:: Request ::
Search the records for the word "Director" and report each line that has it.

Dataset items
== == ==
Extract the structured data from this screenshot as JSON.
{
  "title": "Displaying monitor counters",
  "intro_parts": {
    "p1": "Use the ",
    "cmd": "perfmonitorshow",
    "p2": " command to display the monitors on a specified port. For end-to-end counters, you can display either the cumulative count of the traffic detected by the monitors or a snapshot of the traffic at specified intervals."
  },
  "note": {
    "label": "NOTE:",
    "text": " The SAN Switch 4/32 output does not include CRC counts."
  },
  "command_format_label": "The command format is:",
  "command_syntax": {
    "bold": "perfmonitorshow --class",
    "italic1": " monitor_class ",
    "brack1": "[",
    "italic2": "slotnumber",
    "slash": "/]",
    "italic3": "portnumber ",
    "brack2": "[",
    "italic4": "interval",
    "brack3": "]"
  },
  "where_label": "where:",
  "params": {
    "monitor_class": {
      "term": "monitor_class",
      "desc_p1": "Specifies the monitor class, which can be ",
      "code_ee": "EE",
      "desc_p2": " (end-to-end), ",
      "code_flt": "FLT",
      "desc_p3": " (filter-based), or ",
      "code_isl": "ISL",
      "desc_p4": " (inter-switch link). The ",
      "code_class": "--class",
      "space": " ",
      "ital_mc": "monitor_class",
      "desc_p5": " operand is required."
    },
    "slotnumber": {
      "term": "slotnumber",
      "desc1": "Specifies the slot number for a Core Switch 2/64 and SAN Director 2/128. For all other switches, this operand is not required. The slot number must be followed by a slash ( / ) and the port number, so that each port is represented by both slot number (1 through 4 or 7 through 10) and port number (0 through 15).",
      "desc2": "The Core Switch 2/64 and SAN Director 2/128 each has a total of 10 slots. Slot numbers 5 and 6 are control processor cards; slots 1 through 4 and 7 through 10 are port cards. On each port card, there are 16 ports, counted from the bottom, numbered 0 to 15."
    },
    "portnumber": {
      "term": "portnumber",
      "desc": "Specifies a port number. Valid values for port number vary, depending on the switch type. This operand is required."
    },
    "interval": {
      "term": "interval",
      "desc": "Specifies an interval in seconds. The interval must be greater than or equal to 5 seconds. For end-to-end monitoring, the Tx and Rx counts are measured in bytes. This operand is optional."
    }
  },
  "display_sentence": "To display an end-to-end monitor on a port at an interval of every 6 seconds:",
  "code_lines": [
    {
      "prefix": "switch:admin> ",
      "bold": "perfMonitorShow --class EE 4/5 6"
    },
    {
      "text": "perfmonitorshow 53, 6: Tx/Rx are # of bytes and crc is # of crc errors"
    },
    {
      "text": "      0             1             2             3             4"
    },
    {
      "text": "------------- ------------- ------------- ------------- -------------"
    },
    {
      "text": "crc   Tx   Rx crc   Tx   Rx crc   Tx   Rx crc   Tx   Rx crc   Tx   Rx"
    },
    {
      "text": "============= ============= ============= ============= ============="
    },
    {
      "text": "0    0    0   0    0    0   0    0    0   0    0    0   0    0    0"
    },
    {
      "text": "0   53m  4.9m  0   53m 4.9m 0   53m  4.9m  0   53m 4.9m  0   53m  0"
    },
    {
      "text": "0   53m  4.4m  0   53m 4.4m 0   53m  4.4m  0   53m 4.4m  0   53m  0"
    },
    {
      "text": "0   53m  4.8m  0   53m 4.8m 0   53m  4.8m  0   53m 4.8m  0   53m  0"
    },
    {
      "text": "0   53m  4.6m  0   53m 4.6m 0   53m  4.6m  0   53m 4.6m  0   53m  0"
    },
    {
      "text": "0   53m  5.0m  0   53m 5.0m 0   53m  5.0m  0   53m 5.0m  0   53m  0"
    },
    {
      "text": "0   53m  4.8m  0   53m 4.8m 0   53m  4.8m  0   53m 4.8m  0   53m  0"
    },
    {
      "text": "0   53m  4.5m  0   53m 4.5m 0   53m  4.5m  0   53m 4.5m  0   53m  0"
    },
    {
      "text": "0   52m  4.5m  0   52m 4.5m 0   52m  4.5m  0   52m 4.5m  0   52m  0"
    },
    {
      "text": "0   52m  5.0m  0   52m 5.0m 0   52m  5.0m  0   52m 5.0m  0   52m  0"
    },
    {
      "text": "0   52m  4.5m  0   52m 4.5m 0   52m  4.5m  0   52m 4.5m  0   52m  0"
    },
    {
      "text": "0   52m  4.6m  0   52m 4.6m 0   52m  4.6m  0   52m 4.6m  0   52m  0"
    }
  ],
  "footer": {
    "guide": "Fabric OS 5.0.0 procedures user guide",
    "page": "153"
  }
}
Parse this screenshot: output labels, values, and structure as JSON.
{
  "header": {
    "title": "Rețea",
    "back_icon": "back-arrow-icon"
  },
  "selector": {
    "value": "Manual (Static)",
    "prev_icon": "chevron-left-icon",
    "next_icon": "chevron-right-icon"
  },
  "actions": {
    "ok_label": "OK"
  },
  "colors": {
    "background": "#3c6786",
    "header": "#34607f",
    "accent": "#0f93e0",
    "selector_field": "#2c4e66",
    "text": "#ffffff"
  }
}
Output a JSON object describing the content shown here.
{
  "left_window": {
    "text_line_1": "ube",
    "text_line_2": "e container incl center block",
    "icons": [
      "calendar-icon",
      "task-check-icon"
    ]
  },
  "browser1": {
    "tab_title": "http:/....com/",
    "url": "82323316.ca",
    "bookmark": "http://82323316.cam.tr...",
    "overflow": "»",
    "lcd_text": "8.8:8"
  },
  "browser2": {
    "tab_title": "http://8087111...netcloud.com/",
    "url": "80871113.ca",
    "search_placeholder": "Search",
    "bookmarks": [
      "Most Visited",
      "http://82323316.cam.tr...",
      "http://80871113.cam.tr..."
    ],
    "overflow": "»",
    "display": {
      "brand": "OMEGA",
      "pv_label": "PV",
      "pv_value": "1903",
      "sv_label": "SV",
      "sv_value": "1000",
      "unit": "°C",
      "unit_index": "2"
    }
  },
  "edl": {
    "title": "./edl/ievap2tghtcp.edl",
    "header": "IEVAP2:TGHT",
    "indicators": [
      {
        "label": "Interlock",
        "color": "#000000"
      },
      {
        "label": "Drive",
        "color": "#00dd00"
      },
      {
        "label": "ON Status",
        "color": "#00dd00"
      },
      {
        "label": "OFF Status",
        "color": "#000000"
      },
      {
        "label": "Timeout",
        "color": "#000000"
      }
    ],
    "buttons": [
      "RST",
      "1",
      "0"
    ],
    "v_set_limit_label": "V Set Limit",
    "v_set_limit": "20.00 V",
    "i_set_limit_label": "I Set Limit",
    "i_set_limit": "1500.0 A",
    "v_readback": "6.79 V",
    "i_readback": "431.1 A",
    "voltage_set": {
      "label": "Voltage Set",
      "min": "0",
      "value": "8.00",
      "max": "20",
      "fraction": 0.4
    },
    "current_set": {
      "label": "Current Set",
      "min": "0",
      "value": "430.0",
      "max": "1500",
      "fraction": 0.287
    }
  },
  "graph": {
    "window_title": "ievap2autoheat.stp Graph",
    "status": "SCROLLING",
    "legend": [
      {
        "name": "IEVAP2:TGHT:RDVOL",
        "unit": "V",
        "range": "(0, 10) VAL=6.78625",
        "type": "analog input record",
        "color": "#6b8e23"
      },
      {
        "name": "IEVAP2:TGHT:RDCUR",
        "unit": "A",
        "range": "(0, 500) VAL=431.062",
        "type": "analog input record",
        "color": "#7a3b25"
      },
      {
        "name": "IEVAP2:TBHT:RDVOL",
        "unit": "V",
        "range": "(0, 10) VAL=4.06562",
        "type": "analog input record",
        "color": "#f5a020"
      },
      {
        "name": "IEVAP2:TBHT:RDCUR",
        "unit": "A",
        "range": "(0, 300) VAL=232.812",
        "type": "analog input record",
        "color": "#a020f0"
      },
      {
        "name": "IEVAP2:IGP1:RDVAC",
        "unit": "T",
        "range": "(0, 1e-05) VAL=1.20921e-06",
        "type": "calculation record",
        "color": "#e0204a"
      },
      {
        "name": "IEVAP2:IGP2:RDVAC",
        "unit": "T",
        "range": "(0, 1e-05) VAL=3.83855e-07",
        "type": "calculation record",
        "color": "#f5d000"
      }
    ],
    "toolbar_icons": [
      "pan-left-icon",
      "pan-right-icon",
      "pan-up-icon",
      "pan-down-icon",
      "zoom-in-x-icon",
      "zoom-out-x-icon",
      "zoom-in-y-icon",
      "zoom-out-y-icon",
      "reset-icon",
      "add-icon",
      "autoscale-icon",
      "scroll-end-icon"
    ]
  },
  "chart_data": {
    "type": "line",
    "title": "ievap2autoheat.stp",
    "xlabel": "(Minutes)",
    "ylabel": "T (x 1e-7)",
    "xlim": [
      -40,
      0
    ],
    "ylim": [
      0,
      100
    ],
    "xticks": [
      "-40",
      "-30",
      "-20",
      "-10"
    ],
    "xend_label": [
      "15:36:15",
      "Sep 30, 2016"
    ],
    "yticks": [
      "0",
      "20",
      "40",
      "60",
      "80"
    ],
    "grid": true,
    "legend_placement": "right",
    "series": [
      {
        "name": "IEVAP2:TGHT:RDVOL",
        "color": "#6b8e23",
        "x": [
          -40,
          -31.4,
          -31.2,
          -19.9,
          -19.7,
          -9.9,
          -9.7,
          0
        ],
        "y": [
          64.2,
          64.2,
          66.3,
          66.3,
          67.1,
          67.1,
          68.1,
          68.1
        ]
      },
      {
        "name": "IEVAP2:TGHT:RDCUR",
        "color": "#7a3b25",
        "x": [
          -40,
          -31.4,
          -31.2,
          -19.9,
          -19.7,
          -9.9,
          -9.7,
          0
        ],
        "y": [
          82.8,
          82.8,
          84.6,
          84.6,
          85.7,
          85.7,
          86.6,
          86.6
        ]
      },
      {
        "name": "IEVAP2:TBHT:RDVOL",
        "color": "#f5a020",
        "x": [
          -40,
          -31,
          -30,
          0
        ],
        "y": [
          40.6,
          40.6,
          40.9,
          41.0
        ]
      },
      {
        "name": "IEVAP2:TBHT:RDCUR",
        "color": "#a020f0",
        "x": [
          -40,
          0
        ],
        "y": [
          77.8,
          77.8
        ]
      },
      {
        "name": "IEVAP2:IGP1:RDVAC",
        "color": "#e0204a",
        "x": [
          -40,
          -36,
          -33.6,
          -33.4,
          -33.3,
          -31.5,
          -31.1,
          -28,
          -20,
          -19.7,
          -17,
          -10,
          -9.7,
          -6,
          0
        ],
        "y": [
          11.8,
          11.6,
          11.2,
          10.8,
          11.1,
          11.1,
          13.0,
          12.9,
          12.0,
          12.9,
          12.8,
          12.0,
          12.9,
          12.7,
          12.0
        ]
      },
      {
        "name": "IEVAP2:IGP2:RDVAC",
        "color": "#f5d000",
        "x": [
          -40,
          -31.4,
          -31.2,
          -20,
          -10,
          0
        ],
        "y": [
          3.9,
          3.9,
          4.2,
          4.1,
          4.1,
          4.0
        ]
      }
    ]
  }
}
== == ==
:: Output of the exercise ::
      "desc1": "Specifies the slot number for a Core Switch 2/64 and SAN Director 2/128. For all other switches, this operand is not required. The slot number must be followed by a slash ( / ) and the port number, so that each port is represented by both slot number (1 through 4 or 7 through 10) and port number (0 through 15).",
      "desc2": "The Core Switch 2/64 and SAN Director 2/128 each has a total of 10 slots. Slot numbers 5 and 6 are control processor cards; slots 1 through 4 and 7 through 10 are port cards. On each port card, there are 16 ports, counted from the bottom, numbered 0 to 15."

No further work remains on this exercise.